> WORK TO BE COMPLETED
Across the entries below, the lines containing "ylabel" should be counted and only their number returned.

******************************

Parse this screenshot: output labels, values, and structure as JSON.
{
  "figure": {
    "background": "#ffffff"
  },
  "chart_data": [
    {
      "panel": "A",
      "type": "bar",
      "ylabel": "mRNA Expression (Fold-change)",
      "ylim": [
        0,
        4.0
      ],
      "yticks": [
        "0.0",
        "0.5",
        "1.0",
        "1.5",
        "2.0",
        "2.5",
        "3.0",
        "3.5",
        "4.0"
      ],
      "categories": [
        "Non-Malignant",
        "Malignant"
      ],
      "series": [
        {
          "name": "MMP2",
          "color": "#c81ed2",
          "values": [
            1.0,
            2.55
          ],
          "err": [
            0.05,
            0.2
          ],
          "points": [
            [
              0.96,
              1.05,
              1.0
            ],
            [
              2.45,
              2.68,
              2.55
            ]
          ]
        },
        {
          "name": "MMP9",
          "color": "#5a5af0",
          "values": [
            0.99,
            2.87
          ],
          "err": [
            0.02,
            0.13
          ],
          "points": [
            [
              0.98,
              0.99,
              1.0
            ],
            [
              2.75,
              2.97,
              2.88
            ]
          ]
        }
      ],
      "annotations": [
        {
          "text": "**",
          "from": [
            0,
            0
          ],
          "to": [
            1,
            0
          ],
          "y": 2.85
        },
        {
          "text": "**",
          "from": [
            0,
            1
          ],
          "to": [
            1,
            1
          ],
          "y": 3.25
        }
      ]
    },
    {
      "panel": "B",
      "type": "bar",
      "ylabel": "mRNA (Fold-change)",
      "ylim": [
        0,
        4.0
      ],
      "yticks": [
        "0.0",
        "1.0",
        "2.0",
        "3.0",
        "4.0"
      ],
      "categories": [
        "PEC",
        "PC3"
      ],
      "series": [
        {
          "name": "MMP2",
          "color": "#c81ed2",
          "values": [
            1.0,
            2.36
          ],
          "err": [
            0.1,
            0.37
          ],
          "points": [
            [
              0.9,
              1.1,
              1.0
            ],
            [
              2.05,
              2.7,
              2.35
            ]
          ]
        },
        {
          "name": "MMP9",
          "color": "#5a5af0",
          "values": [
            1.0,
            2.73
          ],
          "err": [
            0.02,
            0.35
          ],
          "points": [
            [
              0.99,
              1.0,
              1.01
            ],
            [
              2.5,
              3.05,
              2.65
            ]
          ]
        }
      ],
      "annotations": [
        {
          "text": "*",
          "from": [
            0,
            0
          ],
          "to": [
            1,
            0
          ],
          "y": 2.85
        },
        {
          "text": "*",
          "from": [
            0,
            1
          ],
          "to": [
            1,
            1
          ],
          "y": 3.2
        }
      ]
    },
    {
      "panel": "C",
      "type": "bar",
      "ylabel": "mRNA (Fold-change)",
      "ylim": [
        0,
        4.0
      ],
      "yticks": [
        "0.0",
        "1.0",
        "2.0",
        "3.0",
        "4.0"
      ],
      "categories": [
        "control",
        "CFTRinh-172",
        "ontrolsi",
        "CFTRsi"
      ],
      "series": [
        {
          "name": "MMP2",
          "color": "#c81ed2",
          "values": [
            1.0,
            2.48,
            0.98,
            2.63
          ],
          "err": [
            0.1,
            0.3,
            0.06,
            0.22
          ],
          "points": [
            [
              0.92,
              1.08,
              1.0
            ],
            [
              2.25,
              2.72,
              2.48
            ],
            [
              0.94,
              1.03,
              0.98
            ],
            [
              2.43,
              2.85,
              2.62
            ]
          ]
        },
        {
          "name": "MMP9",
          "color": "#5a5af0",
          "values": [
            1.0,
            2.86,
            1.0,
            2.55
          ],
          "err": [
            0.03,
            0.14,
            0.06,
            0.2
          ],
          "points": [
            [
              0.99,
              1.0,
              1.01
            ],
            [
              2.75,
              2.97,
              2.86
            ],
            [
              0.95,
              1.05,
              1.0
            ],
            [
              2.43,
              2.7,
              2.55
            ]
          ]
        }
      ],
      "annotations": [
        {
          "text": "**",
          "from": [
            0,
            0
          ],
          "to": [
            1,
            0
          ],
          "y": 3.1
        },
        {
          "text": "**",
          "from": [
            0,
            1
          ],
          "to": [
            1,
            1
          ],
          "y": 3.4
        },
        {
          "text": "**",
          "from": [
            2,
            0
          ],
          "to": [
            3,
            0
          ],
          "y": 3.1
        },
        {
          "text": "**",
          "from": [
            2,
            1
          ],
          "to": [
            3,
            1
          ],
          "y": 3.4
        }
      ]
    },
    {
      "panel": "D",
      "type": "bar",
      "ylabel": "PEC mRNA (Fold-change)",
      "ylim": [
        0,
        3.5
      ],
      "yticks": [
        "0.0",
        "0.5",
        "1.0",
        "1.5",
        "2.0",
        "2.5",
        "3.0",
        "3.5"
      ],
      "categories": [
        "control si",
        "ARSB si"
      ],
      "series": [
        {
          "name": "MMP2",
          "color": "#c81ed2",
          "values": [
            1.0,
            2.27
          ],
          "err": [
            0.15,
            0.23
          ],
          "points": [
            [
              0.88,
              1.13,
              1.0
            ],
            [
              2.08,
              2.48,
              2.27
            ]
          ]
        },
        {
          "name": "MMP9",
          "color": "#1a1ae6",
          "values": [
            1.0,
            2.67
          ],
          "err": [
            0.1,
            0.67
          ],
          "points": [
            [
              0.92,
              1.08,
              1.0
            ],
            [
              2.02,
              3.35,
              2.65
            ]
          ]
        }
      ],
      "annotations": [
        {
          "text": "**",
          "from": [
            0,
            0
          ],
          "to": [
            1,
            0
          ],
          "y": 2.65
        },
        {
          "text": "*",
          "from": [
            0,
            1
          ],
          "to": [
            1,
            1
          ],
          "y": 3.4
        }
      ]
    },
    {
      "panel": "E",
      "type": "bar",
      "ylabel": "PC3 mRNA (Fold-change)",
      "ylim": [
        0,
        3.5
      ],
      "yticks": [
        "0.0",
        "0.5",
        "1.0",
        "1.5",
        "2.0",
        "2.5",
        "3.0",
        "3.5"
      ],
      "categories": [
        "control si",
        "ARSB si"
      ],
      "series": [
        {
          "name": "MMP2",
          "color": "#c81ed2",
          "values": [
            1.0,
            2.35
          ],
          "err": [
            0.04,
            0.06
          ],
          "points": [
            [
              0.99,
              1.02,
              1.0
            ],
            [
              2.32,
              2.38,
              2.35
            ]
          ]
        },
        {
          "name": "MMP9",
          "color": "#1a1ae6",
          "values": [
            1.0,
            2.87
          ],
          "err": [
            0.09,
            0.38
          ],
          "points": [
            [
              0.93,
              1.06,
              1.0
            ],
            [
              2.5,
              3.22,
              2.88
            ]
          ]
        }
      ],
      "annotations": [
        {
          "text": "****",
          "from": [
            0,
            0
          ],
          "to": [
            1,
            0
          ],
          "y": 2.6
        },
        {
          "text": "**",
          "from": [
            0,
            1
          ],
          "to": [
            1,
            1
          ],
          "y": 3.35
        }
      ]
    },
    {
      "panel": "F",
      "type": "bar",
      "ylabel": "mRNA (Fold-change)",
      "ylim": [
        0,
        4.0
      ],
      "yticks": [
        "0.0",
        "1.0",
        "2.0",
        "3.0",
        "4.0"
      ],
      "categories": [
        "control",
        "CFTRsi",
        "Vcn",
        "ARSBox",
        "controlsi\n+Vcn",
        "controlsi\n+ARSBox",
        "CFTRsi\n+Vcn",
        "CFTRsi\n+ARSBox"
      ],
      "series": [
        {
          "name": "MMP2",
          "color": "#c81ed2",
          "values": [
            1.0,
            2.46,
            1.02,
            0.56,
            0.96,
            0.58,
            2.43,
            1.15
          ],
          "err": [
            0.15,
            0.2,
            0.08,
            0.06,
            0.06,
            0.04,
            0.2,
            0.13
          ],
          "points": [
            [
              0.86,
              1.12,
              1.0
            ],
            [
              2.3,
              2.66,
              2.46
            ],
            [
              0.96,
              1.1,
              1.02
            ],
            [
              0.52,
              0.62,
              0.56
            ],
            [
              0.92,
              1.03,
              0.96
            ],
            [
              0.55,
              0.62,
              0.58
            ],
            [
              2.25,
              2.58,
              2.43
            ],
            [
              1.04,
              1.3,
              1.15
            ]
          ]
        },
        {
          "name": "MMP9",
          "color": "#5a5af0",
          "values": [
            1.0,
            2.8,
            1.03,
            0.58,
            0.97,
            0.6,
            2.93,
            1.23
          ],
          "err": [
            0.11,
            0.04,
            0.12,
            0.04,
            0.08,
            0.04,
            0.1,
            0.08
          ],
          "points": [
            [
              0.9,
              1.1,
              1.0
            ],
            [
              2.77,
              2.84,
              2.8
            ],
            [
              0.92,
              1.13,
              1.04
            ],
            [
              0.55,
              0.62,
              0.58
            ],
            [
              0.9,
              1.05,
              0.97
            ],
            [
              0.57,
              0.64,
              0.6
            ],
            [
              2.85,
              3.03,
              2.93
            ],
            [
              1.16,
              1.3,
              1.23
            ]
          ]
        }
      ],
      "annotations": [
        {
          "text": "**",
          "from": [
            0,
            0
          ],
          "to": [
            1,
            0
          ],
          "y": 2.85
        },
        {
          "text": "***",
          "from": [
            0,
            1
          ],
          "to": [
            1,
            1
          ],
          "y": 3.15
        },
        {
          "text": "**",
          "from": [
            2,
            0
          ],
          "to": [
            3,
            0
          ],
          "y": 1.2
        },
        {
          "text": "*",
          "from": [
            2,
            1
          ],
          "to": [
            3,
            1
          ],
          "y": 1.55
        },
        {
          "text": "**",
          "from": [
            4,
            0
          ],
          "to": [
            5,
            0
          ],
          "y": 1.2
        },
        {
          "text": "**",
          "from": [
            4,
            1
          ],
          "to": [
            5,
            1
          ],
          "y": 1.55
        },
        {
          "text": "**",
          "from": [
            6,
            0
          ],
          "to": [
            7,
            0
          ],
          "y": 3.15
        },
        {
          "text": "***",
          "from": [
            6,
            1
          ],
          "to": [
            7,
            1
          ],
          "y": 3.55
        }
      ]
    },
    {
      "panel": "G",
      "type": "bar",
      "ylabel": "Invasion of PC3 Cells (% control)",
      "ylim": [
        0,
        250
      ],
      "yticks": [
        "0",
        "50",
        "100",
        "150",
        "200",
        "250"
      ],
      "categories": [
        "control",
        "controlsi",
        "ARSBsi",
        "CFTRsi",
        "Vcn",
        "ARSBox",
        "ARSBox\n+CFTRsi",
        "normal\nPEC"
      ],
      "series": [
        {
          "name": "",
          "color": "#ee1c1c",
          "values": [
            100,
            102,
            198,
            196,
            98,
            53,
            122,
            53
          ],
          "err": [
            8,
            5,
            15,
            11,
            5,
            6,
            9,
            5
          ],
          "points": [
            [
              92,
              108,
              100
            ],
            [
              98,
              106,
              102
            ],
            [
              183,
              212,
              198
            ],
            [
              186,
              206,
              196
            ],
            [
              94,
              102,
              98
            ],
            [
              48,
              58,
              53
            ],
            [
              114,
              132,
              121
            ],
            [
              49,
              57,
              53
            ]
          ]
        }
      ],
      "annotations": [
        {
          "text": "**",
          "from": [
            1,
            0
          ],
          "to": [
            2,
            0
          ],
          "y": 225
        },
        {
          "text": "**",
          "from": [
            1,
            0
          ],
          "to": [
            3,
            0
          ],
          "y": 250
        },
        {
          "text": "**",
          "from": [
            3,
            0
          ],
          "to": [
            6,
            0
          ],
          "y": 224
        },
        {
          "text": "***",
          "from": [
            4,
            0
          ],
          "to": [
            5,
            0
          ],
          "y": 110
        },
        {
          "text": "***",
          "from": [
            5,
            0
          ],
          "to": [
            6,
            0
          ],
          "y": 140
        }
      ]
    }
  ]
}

******************************

> THE ANSWER
7